### MATERIALS PROVIDED:
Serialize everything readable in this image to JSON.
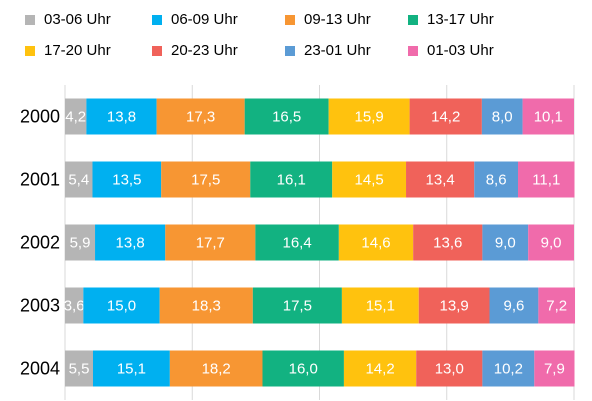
{
  "chart_data": {
    "type": "stacked-bar-horizontal",
    "categories": [
      "2000",
      "2001",
      "2002",
      "2003",
      "2004"
    ],
    "series": [
      {
        "name": "03-06 Uhr",
        "color": "#b5b5b5",
        "values": [
          4.2,
          5.4,
          5.9,
          3.6,
          5.5
        ],
        "value_labels": [
          "4,2",
          "5,4",
          "5,9",
          "3,6",
          "5,5"
        ]
      },
      {
        "name": "06-09 Uhr",
        "color": "#00b0f0",
        "values": [
          13.8,
          13.5,
          13.8,
          15.0,
          15.1
        ],
        "value_labels": [
          "13,8",
          "13,5",
          "13,8",
          "15,0",
          "15,1"
        ]
      },
      {
        "name": "09-13 Uhr",
        "color": "#f79633",
        "values": [
          17.3,
          17.5,
          17.7,
          18.3,
          18.2
        ],
        "value_labels": [
          "17,3",
          "17,5",
          "17,7",
          "18,3",
          "18,2"
        ]
      },
      {
        "name": "13-17 Uhr",
        "color": "#12b281",
        "values": [
          16.5,
          16.1,
          16.4,
          17.5,
          16.0
        ],
        "value_labels": [
          "16,5",
          "16,1",
          "16,4",
          "17,5",
          "16,0"
        ]
      },
      {
        "name": "17-20 Uhr",
        "color": "#ffc20e",
        "values": [
          15.9,
          14.5,
          14.6,
          15.1,
          14.2
        ],
        "value_labels": [
          "15,9",
          "14,5",
          "14,6",
          "15,1",
          "14,2"
        ]
      },
      {
        "name": "20-23 Uhr",
        "color": "#f0625a",
        "values": [
          14.2,
          13.4,
          13.6,
          13.9,
          13.0
        ],
        "value_labels": [
          "14,2",
          "13,4",
          "13,6",
          "13,9",
          "13,0"
        ]
      },
      {
        "name": "23-01 Uhr",
        "color": "#5b9bd5",
        "values": [
          8.0,
          8.6,
          9.0,
          9.6,
          10.2
        ],
        "value_labels": [
          "8,0",
          "8,6",
          "9,0",
          "9,6",
          "10,2"
        ]
      },
      {
        "name": "01-03 Uhr",
        "color": "#f06bab",
        "values": [
          10.1,
          11.1,
          9.0,
          7.2,
          7.9
        ],
        "value_labels": [
          "10,1",
          "11,1",
          "9,0",
          "7,2",
          "7,9"
        ]
      }
    ],
    "xlim": [
      0,
      100
    ],
    "xticks": [
      0,
      25,
      50,
      75,
      100
    ],
    "grid": true
  }
}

### GIVEN TASK:
Gather each line in these records that contains the string "color".

### RESULT FOR THIS TASK:
        "color": "#b5b5b5",
        "color": "#00b0f0",
        "color": "#f79633",
        "color": "#12b281",
        "color": "#ffc20e",
        "color": "#f0625a",
        "color": "#5b9bd5",
        "color": "#f06bab",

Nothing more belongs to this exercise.